**TO DO:**
Read the lines below and count those that have the word "πόλεως". Respond with the number only.

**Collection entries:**

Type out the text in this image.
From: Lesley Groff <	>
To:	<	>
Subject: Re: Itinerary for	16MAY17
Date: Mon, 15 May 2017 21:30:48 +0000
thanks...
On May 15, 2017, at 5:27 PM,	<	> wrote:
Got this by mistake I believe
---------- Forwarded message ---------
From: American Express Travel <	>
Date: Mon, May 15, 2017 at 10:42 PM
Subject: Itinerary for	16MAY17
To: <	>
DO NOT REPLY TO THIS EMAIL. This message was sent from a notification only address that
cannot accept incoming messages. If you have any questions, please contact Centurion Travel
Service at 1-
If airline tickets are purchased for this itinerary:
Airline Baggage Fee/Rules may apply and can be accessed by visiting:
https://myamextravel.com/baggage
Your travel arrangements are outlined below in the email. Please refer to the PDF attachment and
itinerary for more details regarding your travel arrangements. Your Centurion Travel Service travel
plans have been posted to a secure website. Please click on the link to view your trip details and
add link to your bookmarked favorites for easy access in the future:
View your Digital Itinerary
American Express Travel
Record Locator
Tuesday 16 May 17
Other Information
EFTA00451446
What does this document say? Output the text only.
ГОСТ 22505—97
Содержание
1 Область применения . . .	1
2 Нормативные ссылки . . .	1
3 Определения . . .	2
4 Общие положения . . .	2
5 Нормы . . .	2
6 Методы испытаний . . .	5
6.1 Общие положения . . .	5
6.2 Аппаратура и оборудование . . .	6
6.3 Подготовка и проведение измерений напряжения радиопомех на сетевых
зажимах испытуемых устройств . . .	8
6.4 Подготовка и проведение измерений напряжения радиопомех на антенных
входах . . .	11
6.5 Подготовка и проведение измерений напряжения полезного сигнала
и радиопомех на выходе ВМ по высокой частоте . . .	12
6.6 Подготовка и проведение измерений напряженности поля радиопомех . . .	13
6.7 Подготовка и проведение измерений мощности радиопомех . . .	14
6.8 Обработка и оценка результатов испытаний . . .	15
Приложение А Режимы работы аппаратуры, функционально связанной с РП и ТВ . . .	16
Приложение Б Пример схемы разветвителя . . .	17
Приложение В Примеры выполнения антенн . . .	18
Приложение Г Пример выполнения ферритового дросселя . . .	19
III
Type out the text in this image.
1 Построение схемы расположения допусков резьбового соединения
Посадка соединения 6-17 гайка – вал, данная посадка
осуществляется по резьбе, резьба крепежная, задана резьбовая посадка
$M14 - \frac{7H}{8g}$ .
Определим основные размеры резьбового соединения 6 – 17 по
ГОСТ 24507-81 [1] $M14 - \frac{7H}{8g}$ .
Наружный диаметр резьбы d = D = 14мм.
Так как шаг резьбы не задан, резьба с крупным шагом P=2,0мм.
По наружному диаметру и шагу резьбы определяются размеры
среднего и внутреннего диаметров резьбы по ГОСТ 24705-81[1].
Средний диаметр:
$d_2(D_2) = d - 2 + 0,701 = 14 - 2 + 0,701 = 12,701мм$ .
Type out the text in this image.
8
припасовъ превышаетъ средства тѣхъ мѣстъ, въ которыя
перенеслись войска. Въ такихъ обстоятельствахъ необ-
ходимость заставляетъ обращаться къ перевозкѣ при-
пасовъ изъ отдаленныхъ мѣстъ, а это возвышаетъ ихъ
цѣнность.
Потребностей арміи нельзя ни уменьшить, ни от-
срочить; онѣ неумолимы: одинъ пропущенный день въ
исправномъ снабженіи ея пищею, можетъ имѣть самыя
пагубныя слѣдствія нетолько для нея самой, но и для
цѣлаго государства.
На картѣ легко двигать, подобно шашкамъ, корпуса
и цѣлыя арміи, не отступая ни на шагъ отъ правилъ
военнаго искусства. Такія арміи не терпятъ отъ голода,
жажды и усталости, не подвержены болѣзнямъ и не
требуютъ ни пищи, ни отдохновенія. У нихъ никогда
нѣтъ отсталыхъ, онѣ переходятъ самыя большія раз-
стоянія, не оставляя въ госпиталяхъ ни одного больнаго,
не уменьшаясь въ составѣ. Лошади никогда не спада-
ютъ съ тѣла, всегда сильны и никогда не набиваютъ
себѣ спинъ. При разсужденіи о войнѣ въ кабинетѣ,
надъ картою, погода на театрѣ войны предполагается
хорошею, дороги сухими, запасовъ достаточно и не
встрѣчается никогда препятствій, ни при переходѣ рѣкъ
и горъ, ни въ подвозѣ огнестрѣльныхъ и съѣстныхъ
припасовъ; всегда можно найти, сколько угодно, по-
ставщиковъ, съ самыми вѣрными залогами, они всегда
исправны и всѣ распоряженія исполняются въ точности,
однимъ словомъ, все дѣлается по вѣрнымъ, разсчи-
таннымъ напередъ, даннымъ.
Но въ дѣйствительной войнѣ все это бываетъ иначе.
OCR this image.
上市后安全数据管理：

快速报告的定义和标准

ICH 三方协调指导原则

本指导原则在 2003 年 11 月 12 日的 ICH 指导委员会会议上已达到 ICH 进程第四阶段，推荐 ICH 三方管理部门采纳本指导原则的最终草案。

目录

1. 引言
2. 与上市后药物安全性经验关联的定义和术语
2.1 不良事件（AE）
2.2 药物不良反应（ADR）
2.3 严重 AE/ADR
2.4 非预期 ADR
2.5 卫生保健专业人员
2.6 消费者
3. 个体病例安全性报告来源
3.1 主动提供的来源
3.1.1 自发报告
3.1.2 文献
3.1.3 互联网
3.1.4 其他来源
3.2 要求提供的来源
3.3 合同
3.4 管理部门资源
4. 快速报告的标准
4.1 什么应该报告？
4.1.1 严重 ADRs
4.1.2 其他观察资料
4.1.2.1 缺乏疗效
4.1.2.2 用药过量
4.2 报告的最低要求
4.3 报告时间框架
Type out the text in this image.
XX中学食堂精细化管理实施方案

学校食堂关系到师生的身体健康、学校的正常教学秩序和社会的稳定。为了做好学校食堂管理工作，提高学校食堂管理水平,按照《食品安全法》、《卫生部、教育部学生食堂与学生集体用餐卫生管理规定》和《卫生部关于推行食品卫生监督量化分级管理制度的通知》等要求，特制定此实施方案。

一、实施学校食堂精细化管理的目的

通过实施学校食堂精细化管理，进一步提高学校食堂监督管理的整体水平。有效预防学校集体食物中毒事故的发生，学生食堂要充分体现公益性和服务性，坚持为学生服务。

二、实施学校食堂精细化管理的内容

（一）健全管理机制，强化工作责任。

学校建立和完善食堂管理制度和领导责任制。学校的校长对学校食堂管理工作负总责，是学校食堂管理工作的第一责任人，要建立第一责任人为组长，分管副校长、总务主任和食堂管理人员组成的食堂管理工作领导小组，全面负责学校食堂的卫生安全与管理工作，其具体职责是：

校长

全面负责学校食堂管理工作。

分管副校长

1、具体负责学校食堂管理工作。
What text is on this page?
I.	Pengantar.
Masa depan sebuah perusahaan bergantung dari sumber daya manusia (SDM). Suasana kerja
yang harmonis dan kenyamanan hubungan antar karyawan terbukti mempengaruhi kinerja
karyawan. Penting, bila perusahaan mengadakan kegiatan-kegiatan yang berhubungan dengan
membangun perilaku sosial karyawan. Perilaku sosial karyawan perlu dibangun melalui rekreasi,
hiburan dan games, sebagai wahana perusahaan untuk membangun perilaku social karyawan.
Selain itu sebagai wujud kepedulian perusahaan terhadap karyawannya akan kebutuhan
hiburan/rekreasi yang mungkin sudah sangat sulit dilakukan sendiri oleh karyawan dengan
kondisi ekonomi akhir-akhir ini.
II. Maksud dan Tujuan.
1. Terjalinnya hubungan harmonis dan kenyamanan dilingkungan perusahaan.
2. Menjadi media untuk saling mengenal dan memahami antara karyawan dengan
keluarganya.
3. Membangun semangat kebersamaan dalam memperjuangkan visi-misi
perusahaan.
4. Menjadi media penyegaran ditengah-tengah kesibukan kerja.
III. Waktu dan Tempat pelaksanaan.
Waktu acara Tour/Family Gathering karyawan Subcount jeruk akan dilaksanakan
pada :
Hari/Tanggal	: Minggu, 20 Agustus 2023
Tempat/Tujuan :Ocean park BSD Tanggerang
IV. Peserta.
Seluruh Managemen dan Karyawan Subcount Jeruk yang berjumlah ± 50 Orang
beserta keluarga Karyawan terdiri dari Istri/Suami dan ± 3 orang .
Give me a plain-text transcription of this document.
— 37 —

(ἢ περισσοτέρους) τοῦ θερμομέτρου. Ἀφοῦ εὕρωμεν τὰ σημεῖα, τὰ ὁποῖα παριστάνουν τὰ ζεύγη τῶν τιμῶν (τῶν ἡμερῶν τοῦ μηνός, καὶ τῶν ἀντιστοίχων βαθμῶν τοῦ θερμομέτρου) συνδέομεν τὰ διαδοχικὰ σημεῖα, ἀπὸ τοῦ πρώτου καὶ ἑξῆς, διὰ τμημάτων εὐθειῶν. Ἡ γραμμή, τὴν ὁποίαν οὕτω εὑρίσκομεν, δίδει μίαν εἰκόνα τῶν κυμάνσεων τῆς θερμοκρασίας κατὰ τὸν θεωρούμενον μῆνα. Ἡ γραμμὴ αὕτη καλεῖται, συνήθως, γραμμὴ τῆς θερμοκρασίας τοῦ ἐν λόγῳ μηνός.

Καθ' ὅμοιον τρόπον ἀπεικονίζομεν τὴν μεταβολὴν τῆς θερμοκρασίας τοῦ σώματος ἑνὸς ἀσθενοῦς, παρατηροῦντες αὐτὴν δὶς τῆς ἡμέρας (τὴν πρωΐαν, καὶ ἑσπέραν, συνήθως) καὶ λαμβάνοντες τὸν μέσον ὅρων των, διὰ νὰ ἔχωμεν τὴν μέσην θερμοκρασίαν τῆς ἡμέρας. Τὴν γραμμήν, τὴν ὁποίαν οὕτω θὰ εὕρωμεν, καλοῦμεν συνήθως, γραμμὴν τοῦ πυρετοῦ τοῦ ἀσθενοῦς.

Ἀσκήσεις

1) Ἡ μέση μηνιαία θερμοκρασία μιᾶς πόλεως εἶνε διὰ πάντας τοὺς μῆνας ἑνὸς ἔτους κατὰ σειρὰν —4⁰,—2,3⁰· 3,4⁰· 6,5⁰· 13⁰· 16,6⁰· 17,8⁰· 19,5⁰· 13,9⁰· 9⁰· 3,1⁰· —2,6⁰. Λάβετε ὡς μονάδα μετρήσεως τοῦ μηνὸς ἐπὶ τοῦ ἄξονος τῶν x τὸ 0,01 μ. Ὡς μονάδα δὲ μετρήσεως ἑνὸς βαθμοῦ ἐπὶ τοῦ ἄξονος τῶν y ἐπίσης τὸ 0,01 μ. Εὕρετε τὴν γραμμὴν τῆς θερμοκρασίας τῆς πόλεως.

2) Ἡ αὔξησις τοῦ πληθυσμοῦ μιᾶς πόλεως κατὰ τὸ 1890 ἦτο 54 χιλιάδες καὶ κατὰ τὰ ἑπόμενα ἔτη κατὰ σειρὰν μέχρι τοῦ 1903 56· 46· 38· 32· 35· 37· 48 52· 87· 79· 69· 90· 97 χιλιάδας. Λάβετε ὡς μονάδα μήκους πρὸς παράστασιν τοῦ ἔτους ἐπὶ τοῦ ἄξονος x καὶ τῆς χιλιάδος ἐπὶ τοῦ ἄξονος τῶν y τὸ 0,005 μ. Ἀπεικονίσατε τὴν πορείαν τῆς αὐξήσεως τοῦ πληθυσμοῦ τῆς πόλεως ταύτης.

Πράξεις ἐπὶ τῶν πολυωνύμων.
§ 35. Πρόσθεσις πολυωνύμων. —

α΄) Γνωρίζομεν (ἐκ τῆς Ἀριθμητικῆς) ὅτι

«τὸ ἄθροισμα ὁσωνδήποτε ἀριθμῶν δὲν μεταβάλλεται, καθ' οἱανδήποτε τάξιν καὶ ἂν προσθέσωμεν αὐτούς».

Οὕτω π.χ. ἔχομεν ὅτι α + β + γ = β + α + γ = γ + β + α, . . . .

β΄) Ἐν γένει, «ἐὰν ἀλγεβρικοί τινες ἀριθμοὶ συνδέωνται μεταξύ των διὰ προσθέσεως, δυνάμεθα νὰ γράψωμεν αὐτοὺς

**SOLUTION TO THIS TASK:**
2